- **Exercise description**:
Find every line with the word "plus". Copy those lines.

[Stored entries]
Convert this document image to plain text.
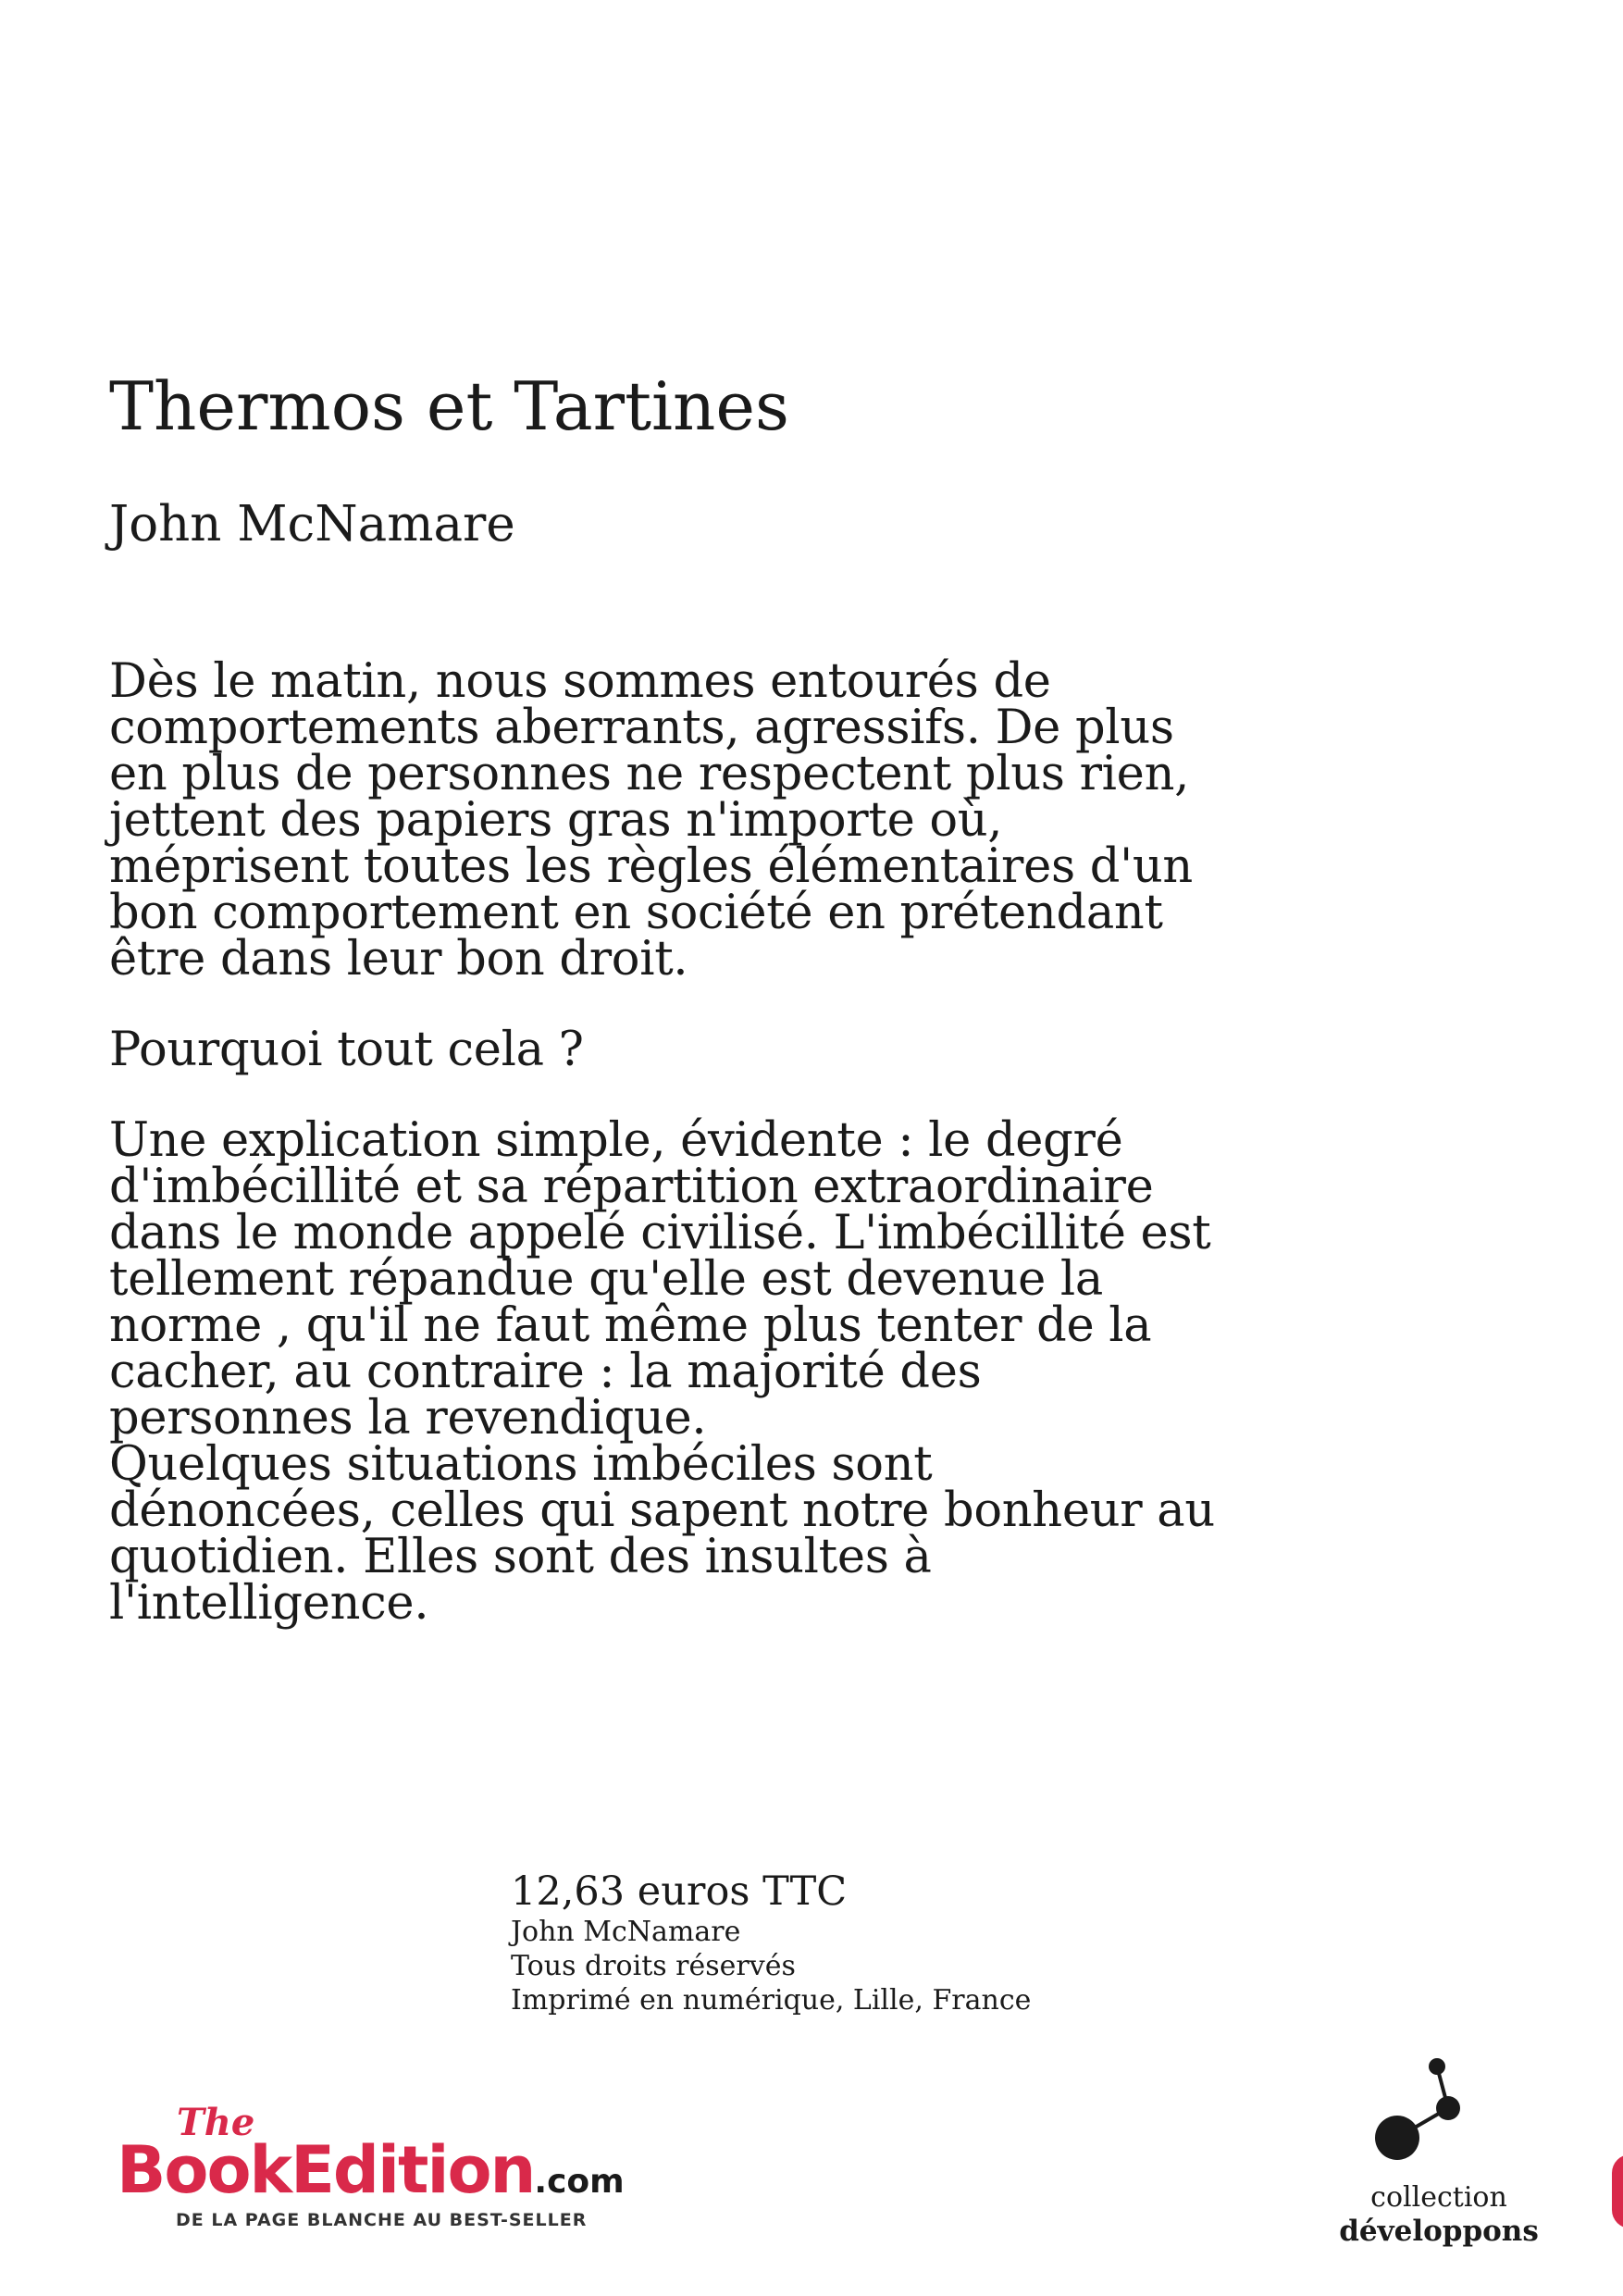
Thermos et Tartines
John McNamare

Dès le matin, nous sommes entourés de
comportements aberrants, agressifs. De plus
en plus de personnes ne respectent plus rien,
jettent des papiers gras n'importe où,
méprisent toutes les règles élémentaires d'un
bon comportement en société en prétendant
être dans leur bon droit.

Pourquoi tout cela ?

Une explication simple, évidente : le degré
d'imbécillité et sa répartition extraordinaire
dans le monde appelé civilisé. L'imbécillité est
tellement répandue qu'elle est devenue la
norme , qu'il ne faut même plus tenter de la
cacher, au contraire : la majorité des
personnes la revendique.
Quelques situations imbéciles sont
dénoncées, celles qui sapent notre bonheur au
quotidien. Elles sont des insultes à
l'intelligence.

12,63 euros TTC
John McNamare
Tous droits réservés
Imprimé en numérique, Lille, France
The
BookEdition.com
DE LA PAGE BLANCHE AU BEST-SELLER
collection
développons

- **Solution to this task**:
comportements aberrants, agressifs. De plus
en plus de personnes ne respectent plus rien,
norme , qu'il ne faut même plus tenter de la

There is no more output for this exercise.